WHAT IS EXPECTED |
Scan the listing below. Report each line that includes "office".

RECORDS PROVIDED |
#####

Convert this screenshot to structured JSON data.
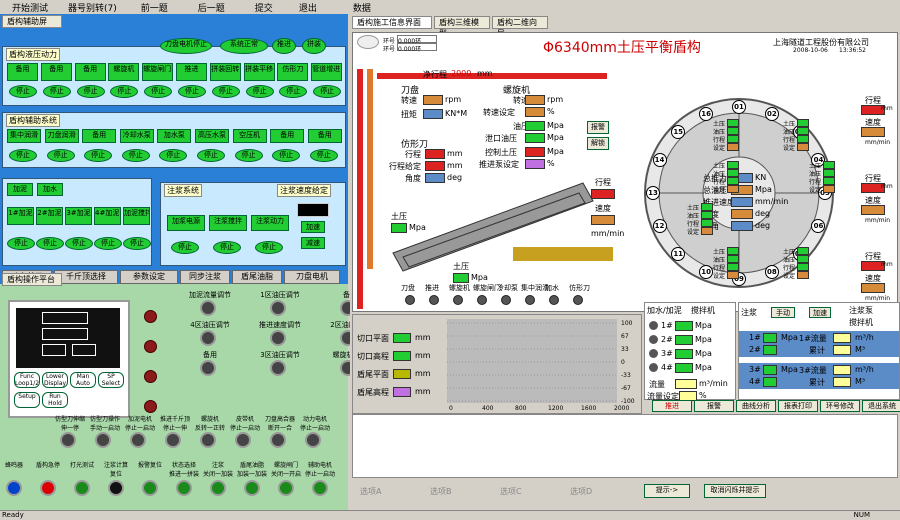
{
  "menu": [
    "开始测试",
    "器号别转(7)",
    "前一题",
    "后一题",
    "提交",
    "退出",
    "数据"
  ],
  "left": {
    "tab": "盾构辅助屏",
    "hydro": {
      "title": "盾构液压动力",
      "r1": [
        "备用",
        "备用",
        "备用",
        "螺旋机",
        "螺旋闸门\n高合器",
        "推进",
        "拼装回转",
        "拼装平移",
        "仿形刀",
        "管道增进\n吸引器"
      ],
      "r2": [
        "停止",
        "停止",
        "停止",
        "停止",
        "停止",
        "停止",
        "停止",
        "停止",
        "停止",
        "停止"
      ],
      "top": [
        "刀盘电机停止",
        "系统正常",
        "推进",
        "拼装"
      ]
    },
    "aux": {
      "title": "盾构辅助系统",
      "r1": [
        "集中润滑",
        "刀盘润滑",
        "备用",
        "冷却水泵",
        "加水泵",
        "高压水泵",
        "空压机",
        "备用",
        "备用"
      ],
      "r2": [
        "停止",
        "停止",
        "停止",
        "停止",
        "停止",
        "停止",
        "停止",
        "停止",
        "停止"
      ]
    },
    "mud": {
      "r0": [
        "加泥",
        "加水"
      ],
      "r1": [
        "1#加泥",
        "2#加泥",
        "3#加泥",
        "4#加泥\n加水",
        "加泥搅拌"
      ],
      "r2": [
        "停止",
        "停止",
        "停止",
        "停止",
        "停止"
      ]
    },
    "grout": {
      "title": "注浆系统",
      "r1": [
        "加浆电源",
        "注浆搅拌",
        "注浆动力"
      ],
      "r2": [
        "停止",
        "停止",
        "停止"
      ],
      "rate_title": "注浆速度给定",
      "up": "加速",
      "down": "减速"
    },
    "bottom": [
      "动力单元",
      "千斤顶选择",
      "参数设定",
      "同步注浆",
      "盾尾油脂",
      "刀盘电机"
    ]
  },
  "ops": {
    "tab": "盾构操作平台",
    "keys": [
      "Func\nLoop1/2",
      "Lower\nDisplay",
      "Man\nAuto",
      "SP\nSelect",
      "Setup",
      "Run\nHold"
    ],
    "knobs": [
      "加泥流量调节",
      "1区油压调节",
      "备用",
      "4区油压调节",
      "推进速度调节",
      "2区油压调节",
      "备用",
      "3区油压调节",
      "螺旋机转速"
    ],
    "row1": [
      "仿型刀伸缩\n伸一停",
      "仿型刀操作\n手动一启动",
      "加泥电机\n停止一启动",
      "推进千斤顶\n停止一伸",
      "螺旋机\n反转一正转",
      "皮带机\n停止一启动",
      "刀盘高合器\n断开一合",
      "动力电机\n停止一启动"
    ],
    "row2": [
      "蜂鸣器",
      "盾构急停",
      "打光测试",
      "注浆计算\n复位",
      "报警复位",
      "状态选择\n推进一拼装",
      "注浆\n关闭一加装",
      "盾尾油脂\n加装一加装",
      "螺旋闸门\n关闭一开启",
      "辅助电机\n停止一启动"
    ]
  },
  "right": {
    "tabs": [
      "盾构施工信息界面",
      "盾构三维模型",
      "盾构二维向导"
    ],
    "title": "Φ6340mm土压平衡盾构",
    "company": "上海隧道工程股份有限公司",
    "date": "2008-10-06",
    "time": "13:36:52",
    "ring": "0.000环",
    "ring2": "0.000环",
    "ringlbl1": "环号",
    "ringlbl2": "环号",
    "stroke": {
      "label": "净行程",
      "val": "2000",
      "unit": "mm"
    },
    "cutter": {
      "title": "刀盘",
      "speed": "转速",
      "torque": "扭矩",
      "u1": "rpm",
      "u2": "KN*M"
    },
    "screw": {
      "title": "螺旋机",
      "speed": "转速",
      "set": "转速设定",
      "u1": "rpm",
      "u2": "%",
      "oil": "油压",
      "gate": "泄口油压",
      "u3": "Mpa",
      "u4": "Mpa",
      "soil": "控制土压",
      "pump": "推进泵设定",
      "u5": "Mpa",
      "u6": "%"
    },
    "copy": {
      "title": "仿形刀",
      "stroke": "行程",
      "given": "行程给定",
      "angle": "角度",
      "u1": "mm",
      "u2": "mm",
      "u3": "deg"
    },
    "soil1": "土压",
    "soil2": "土压",
    "mpa": "Mpa",
    "strokeR": {
      "t": "行程",
      "s": "速度",
      "u": "mm/min"
    },
    "alarm": "报警",
    "release": "解锁",
    "center": [
      "总推力",
      "总油压",
      "推进速度",
      "坡度",
      "转角"
    ],
    "cunit": [
      "KN",
      "Mpa",
      "mm/min",
      "deg",
      "deg"
    ],
    "zone": [
      "土压",
      "油压",
      "行程",
      "设定"
    ],
    "zunit": [
      "Mpa",
      "Mpa",
      "mm",
      "%"
    ],
    "nums": [
      "01",
      "02",
      "03",
      "04",
      "05",
      "06",
      "07",
      "08",
      "09",
      "10",
      "11",
      "12",
      "13",
      "14",
      "15",
      "16"
    ],
    "rside": [
      "行程",
      "速度",
      "行程",
      "速度",
      "行程",
      "速度"
    ],
    "runit": [
      "mm",
      "mm/min",
      "mm",
      "mm/min",
      "mm",
      "mm/min"
    ],
    "legend": [
      "刀盘",
      "推进",
      "螺旋机",
      "螺旋闸门",
      "冷却泵",
      "集中润滑",
      "加水",
      "仿形刀"
    ],
    "cut": [
      {
        "l": "切口平面",
        "u": "mm"
      },
      {
        "l": "切口高程",
        "u": "mm"
      },
      {
        "l": "盾尾平面",
        "u": "mm"
      },
      {
        "l": "盾尾高程",
        "u": "mm"
      }
    ],
    "chart": {
      "yr": [
        "100",
        "67",
        "33",
        "0",
        "-33",
        "-67",
        "-100"
      ],
      "x": [
        "0",
        "400",
        "800",
        "1200",
        "1600",
        "2000"
      ]
    },
    "water": {
      "title": "加水/加泥",
      "stir": "搅拌机",
      "rows": [
        "1#",
        "2#",
        "3#",
        "4#"
      ],
      "u": "Mpa",
      "flow": "流量",
      "flowset": "流量设定",
      "fu": "m³/min",
      "fu2": "%"
    },
    "grout": {
      "title": "注浆",
      "manual": "手动",
      "accel": "加速",
      "pump": "注浆泵",
      "stir": "搅拌机",
      "rows": [
        {
          "a": "1#",
          "b": "2#",
          "u": "Mpa",
          "f": "1#流量",
          "s": "累计",
          "fu": "m³/h",
          "su": "M³"
        },
        {
          "a": "3#",
          "b": "4#",
          "u": "Mpa",
          "f": "3#流量",
          "s": "累计",
          "fu": "m³/h",
          "su": "M³"
        }
      ]
    },
    "btns": [
      "推进",
      "报警",
      "曲线分析",
      "报表打印",
      "环号修改",
      "退出系统"
    ],
    "radios": [
      "选项A",
      "选项B",
      "选项C",
      "选项D"
    ],
    "hint": "提示->",
    "cancel": "取消闪烁并提示"
  },
  "status": {
    "left": "Ready",
    "right": "NUM"
  }
}
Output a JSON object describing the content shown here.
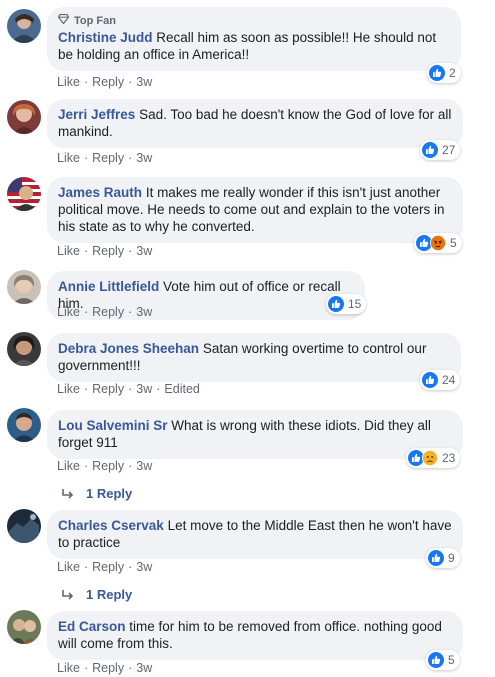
{
  "comments": [
    {
      "author": "Christine Judd",
      "text": "Recall him as soon as possible!! He should not be holding an office in America!!",
      "badge": "Top Fan",
      "actions": {
        "like": "Like",
        "reply": "Reply",
        "time": "3w"
      },
      "reaction_count": "2",
      "reactions": [
        "like"
      ]
    },
    {
      "author": "Jerri Jeffres",
      "text": "Sad. Too bad he doesn't know the God of love for all mankind.",
      "actions": {
        "like": "Like",
        "reply": "Reply",
        "time": "3w"
      },
      "reaction_count": "27",
      "reactions": [
        "like"
      ]
    },
    {
      "author": "James Rauth",
      "text": "It makes me really wonder if this isn't just another political move. He needs to come out and explain to the voters in his state as to why he converted.",
      "actions": {
        "like": "Like",
        "reply": "Reply",
        "time": "3w"
      },
      "reaction_count": "5",
      "reactions": [
        "like",
        "angry"
      ]
    },
    {
      "author": "Annie Littlefield",
      "text": "Vote him out of office or recall him.",
      "actions": {
        "like": "Like",
        "reply": "Reply",
        "time": "3w"
      },
      "reaction_count": "15",
      "reactions": [
        "like"
      ]
    },
    {
      "author": "Debra Jones Sheehan",
      "text": "Satan working overtime to control our government!!!",
      "actions": {
        "like": "Like",
        "reply": "Reply",
        "time": "3w",
        "edited": "Edited"
      },
      "reaction_count": "24",
      "reactions": [
        "like"
      ]
    },
    {
      "author": "Lou Salvemini Sr",
      "text": "What is wrong with these idiots. Did they all forget 911",
      "actions": {
        "like": "Like",
        "reply": "Reply",
        "time": "3w"
      },
      "reaction_count": "23",
      "reactions": [
        "like",
        "sad"
      ],
      "replies_label": "1 Reply"
    },
    {
      "author": "Charles Cservak",
      "text": "Let move to the Middle East then he won't have to practice",
      "actions": {
        "like": "Like",
        "reply": "Reply",
        "time": "3w"
      },
      "reaction_count": "9",
      "reactions": [
        "like"
      ],
      "replies_label": "1 Reply"
    },
    {
      "author": "Ed Carson",
      "text": "time for him to be removed from office. nothing good will come from this.",
      "actions": {
        "like": "Like",
        "reply": "Reply",
        "time": "3w"
      },
      "reaction_count": "5",
      "reactions": [
        "like"
      ]
    }
  ],
  "icons": {
    "badge": "diamond-icon",
    "like": "like-reaction-icon",
    "angry": "angry-reaction-icon",
    "sad": "sad-reaction-icon",
    "reply_arrow": "reply-arrow-icon"
  },
  "colors": {
    "author": "#385898",
    "bubble": "#f0f2f5",
    "meta": "#606770",
    "like_blue": "#1877f2",
    "angry": "#e9710f",
    "sad": "#f7b125"
  }
}
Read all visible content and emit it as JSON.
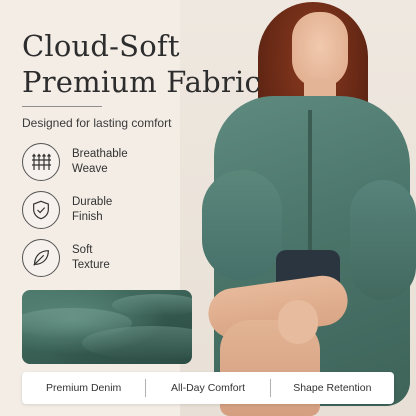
{
  "heading": {
    "line1": "Cloud-Soft",
    "line2": "Premium Fabric"
  },
  "subtitle": "Designed for lasting comfort",
  "features": [
    {
      "icon": "breathable-weave-icon",
      "line1": "Breathable",
      "line2": "Weave"
    },
    {
      "icon": "shield-check-icon",
      "line1": "Durable",
      "line2": "Finish"
    },
    {
      "icon": "leaf-icon",
      "line1": "Soft",
      "line2": "Texture"
    }
  ],
  "bottom_bar": {
    "items": [
      "Premium Denim",
      "All-Day Comfort",
      "Shape Retention"
    ]
  },
  "colors": {
    "background": "#f3ede6",
    "fabric_green": "#4b756a",
    "text": "#2d2d2d"
  }
}
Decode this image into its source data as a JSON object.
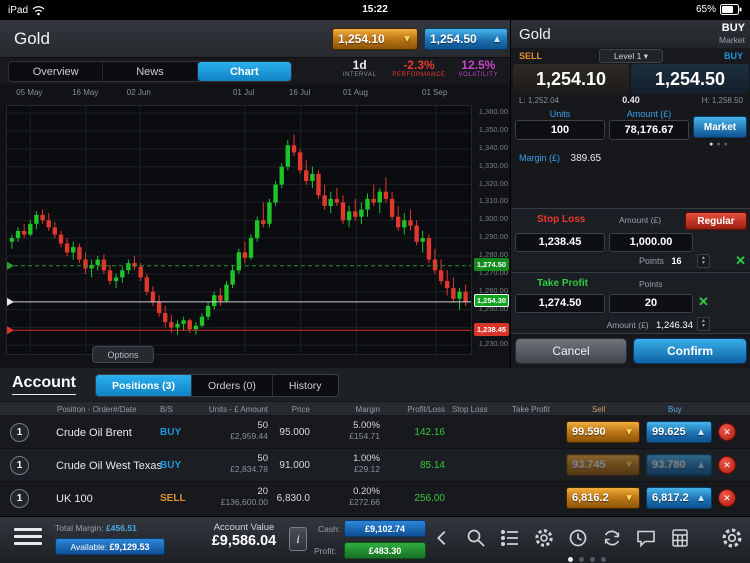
{
  "status_bar": {
    "carrier": "iPad",
    "time": "15:22",
    "battery": "65%"
  },
  "icons": {
    "down_arrow": "▼",
    "up_arrow": "▲",
    "dropdown_arrow": "▾",
    "close": "✕",
    "remove": "✕",
    "stepper_up": "▲",
    "stepper_down": "▼",
    "info": "i"
  },
  "header": {
    "title": "Gold",
    "sell_button": "1,254.10",
    "buy_button": "1,254.50"
  },
  "tabs": {
    "overview": "Overview",
    "news": "News",
    "chart": "Chart"
  },
  "chart_meta": {
    "interval_value": "1d",
    "interval_label": "INTERVAL",
    "performance_value": "-2.3%",
    "performance_label": "PERFORMANCE",
    "volatility_value": "12.5%",
    "volatility_label": "VOLATILITY"
  },
  "options_button": "Options",
  "chart_data": {
    "type": "candlestick",
    "title": "Gold daily candlestick chart",
    "ylim": [
      1364,
      1224
    ],
    "up_color": "#1fc32a",
    "down_color": "#e2382c",
    "grid_color": "#1c2026",
    "y_ticks": [
      {
        "value": 1360,
        "label": "1,360.00"
      },
      {
        "value": 1350,
        "label": "1,350.00"
      },
      {
        "value": 1340,
        "label": "1,340.00"
      },
      {
        "value": 1330,
        "label": "1,330.00"
      },
      {
        "value": 1320,
        "label": "1,320.00"
      },
      {
        "value": 1310,
        "label": "1,310.00"
      },
      {
        "value": 1300,
        "label": "1,300.00"
      },
      {
        "value": 1290,
        "label": "1,290.00"
      },
      {
        "value": 1280,
        "label": "1,280.00"
      },
      {
        "value": 1270,
        "label": "1,270.00"
      },
      {
        "value": 1260,
        "label": "1,260.00"
      },
      {
        "value": 1250,
        "label": "1,250.00"
      },
      {
        "value": 1240,
        "label": "1,240.00"
      },
      {
        "value": 1230,
        "label": "1,230.00"
      }
    ],
    "x_ticks": [
      {
        "label": "05 May",
        "pos": 0.05
      },
      {
        "label": "16 May",
        "pos": 0.17
      },
      {
        "label": "02 Jun",
        "pos": 0.285
      },
      {
        "label": "01 Jul",
        "pos": 0.51
      },
      {
        "label": "16 Jul",
        "pos": 0.63
      },
      {
        "label": "01 Aug",
        "pos": 0.75
      },
      {
        "label": "01 Sep",
        "pos": 0.92
      }
    ],
    "markers": [
      {
        "price": 1274.5,
        "label": "1,274.50",
        "line_color": "#2aa32f",
        "tag": "tag-green",
        "style": "dashed"
      },
      {
        "price": 1254.3,
        "label": "1,254.30",
        "line_color": "#e8e8e8",
        "tag": "tag-current",
        "style": "solid"
      },
      {
        "price": 1238.45,
        "label": "1,238.45",
        "line_color": "#e0362a",
        "tag": "tag-red",
        "style": "solid"
      }
    ],
    "candles": [
      [
        1288,
        1292,
        1284,
        1290
      ],
      [
        1290,
        1296,
        1288,
        1294
      ],
      [
        1294,
        1298,
        1290,
        1292
      ],
      [
        1292,
        1300,
        1291,
        1298
      ],
      [
        1298,
        1305,
        1295,
        1303
      ],
      [
        1303,
        1306,
        1298,
        1300
      ],
      [
        1300,
        1304,
        1294,
        1296
      ],
      [
        1296,
        1299,
        1290,
        1292
      ],
      [
        1292,
        1294,
        1285,
        1287
      ],
      [
        1287,
        1290,
        1280,
        1282
      ],
      [
        1282,
        1288,
        1278,
        1285
      ],
      [
        1285,
        1287,
        1276,
        1278
      ],
      [
        1278,
        1282,
        1270,
        1273
      ],
      [
        1273,
        1278,
        1268,
        1275
      ],
      [
        1275,
        1280,
        1272,
        1278
      ],
      [
        1278,
        1281,
        1270,
        1272
      ],
      [
        1272,
        1275,
        1264,
        1266
      ],
      [
        1266,
        1270,
        1262,
        1268
      ],
      [
        1268,
        1274,
        1265,
        1272
      ],
      [
        1272,
        1278,
        1270,
        1276
      ],
      [
        1276,
        1280,
        1272,
        1274
      ],
      [
        1274,
        1276,
        1266,
        1268
      ],
      [
        1268,
        1270,
        1258,
        1260
      ],
      [
        1260,
        1263,
        1252,
        1254
      ],
      [
        1254,
        1258,
        1246,
        1248
      ],
      [
        1248,
        1252,
        1240,
        1243
      ],
      [
        1243,
        1247,
        1237,
        1240
      ],
      [
        1240,
        1244,
        1236,
        1242
      ],
      [
        1242,
        1246,
        1238,
        1244
      ],
      [
        1244,
        1245,
        1237,
        1239
      ],
      [
        1239,
        1243,
        1236,
        1241
      ],
      [
        1241,
        1248,
        1240,
        1246
      ],
      [
        1246,
        1254,
        1244,
        1252
      ],
      [
        1252,
        1260,
        1250,
        1258
      ],
      [
        1258,
        1262,
        1252,
        1255
      ],
      [
        1255,
        1266,
        1254,
        1264
      ],
      [
        1264,
        1275,
        1262,
        1272
      ],
      [
        1272,
        1284,
        1270,
        1282
      ],
      [
        1282,
        1288,
        1276,
        1279
      ],
      [
        1279,
        1292,
        1278,
        1290
      ],
      [
        1290,
        1302,
        1288,
        1300
      ],
      [
        1300,
        1310,
        1296,
        1298
      ],
      [
        1298,
        1312,
        1296,
        1310
      ],
      [
        1310,
        1322,
        1308,
        1320
      ],
      [
        1320,
        1332,
        1318,
        1330
      ],
      [
        1330,
        1345,
        1328,
        1342
      ],
      [
        1342,
        1348,
        1336,
        1338
      ],
      [
        1338,
        1340,
        1326,
        1328
      ],
      [
        1328,
        1334,
        1320,
        1322
      ],
      [
        1322,
        1330,
        1318,
        1326
      ],
      [
        1326,
        1328,
        1312,
        1314
      ],
      [
        1314,
        1320,
        1306,
        1308
      ],
      [
        1308,
        1316,
        1304,
        1312
      ],
      [
        1312,
        1318,
        1308,
        1310
      ],
      [
        1310,
        1314,
        1298,
        1300
      ],
      [
        1300,
        1308,
        1296,
        1305
      ],
      [
        1305,
        1312,
        1300,
        1302
      ],
      [
        1302,
        1310,
        1298,
        1306
      ],
      [
        1306,
        1315,
        1302,
        1312
      ],
      [
        1312,
        1320,
        1308,
        1310
      ],
      [
        1310,
        1318,
        1304,
        1316
      ],
      [
        1316,
        1324,
        1310,
        1312
      ],
      [
        1312,
        1316,
        1300,
        1302
      ],
      [
        1302,
        1308,
        1294,
        1296
      ],
      [
        1296,
        1304,
        1292,
        1300
      ],
      [
        1300,
        1306,
        1294,
        1297
      ],
      [
        1297,
        1300,
        1286,
        1288
      ],
      [
        1288,
        1294,
        1282,
        1290
      ],
      [
        1290,
        1292,
        1276,
        1278
      ],
      [
        1278,
        1284,
        1270,
        1272
      ],
      [
        1272,
        1278,
        1264,
        1266
      ],
      [
        1266,
        1272,
        1258,
        1262
      ],
      [
        1262,
        1268,
        1254,
        1256
      ],
      [
        1256,
        1262,
        1250,
        1260
      ],
      [
        1260,
        1264,
        1252,
        1254.3
      ]
    ]
  },
  "ticket": {
    "title": "Gold",
    "mode_buy": "BUY",
    "mode_market": "Market",
    "sell_label": "SELL",
    "buy_label": "BUY",
    "level_button": "Level 1",
    "sell_price": "1,254.10",
    "buy_price": "1,254.50",
    "low": "L: 1,252.04",
    "spread": "0.40",
    "high": "H: 1,258.50",
    "units_label": "Units",
    "units_value": "100",
    "amount_label": "Amount (£)",
    "amount_value": "78,176.67",
    "market_button": "Market",
    "margin_label": "Margin (£)",
    "margin_value": "389.65",
    "stop_loss": {
      "title": "Stop Loss",
      "amount_label": "Amount (£)",
      "type_button": "Regular",
      "price": "1,238.45",
      "amount": "1,000.00",
      "points_label": "Points",
      "points_value": "16"
    },
    "take_profit": {
      "title": "Take Profit",
      "points_label": "Points",
      "price": "1,274.50",
      "points": "20",
      "amount_label": "Amount (£)",
      "amount_value": "1,246.34"
    },
    "cancel_button": "Cancel",
    "confirm_button": "Confirm"
  },
  "account": {
    "title": "Account",
    "tabs": [
      {
        "label": "Positions (3)"
      },
      {
        "label": "Orders (0)"
      },
      {
        "label": "History"
      }
    ],
    "columns": [
      "Position - Order#/Date",
      "B/S",
      "Units - £ Amount",
      "Price",
      "Margin",
      "Profit/Loss",
      "Stop Loss",
      "Take Profit",
      "Sell",
      "Buy"
    ],
    "rows": [
      {
        "num": "1",
        "name": "Crude Oil Brent",
        "side": "BUY",
        "units": "50",
        "amount": "£2,959.44",
        "price": "95.000",
        "margin_pct": "5.00%",
        "margin_amt": "£154.71",
        "pl": "142.16",
        "sell": "99.590",
        "buy": "99.625"
      },
      {
        "num": "1",
        "name": "Crude Oil West Texas",
        "side": "BUY",
        "units": "50",
        "amount": "£2,834.78",
        "price": "91.000",
        "margin_pct": "1.00%",
        "margin_amt": "£29.12",
        "pl": "85.14",
        "sell": "93.745",
        "buy": "93.780"
      },
      {
        "num": "1",
        "name": "UK 100",
        "side": "SELL",
        "units": "20",
        "amount": "£136,600.00",
        "price": "6,830.0",
        "margin_pct": "0.20%",
        "margin_amt": "£272.66",
        "pl": "256.00",
        "sell": "6,816.2",
        "buy": "6,817.2"
      }
    ]
  },
  "footer": {
    "total_margin_label": "Total Margin:",
    "total_margin_value": "£456.51",
    "available_label": "Available:",
    "available_value": "£9,129.53",
    "account_value_label": "Account Value",
    "account_value": "£9,586.04",
    "cash_label": "Cash:",
    "cash_value": "£9,102.74",
    "profit_label": "Profit:",
    "profit_value": "£483.30"
  }
}
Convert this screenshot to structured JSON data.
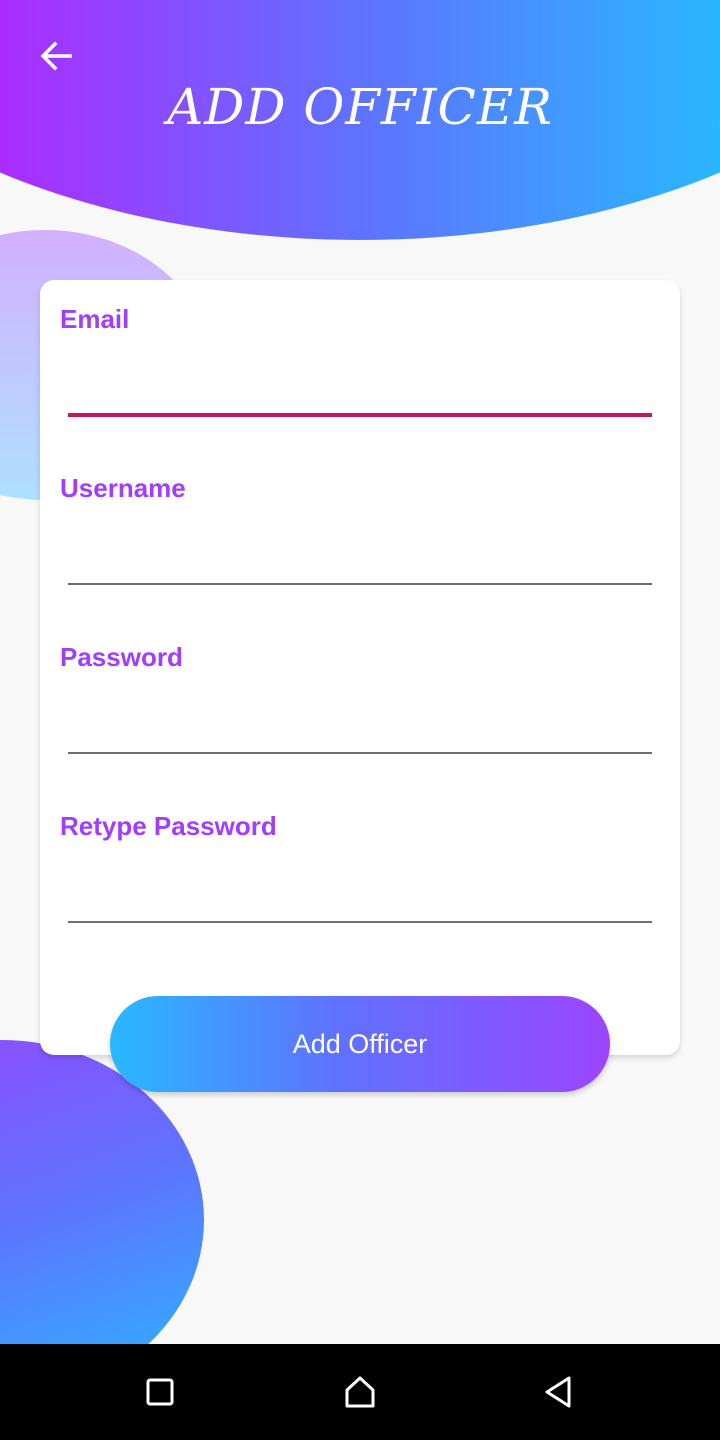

#####

EXERCISE SOLUTION |
      "text": "Recall him as soon as possible!! He should not be holding an office in America!!",
      "text": "Vote him out of office or recall him.",
      "text": "time for him to be removed from office. nothing good will come from this.",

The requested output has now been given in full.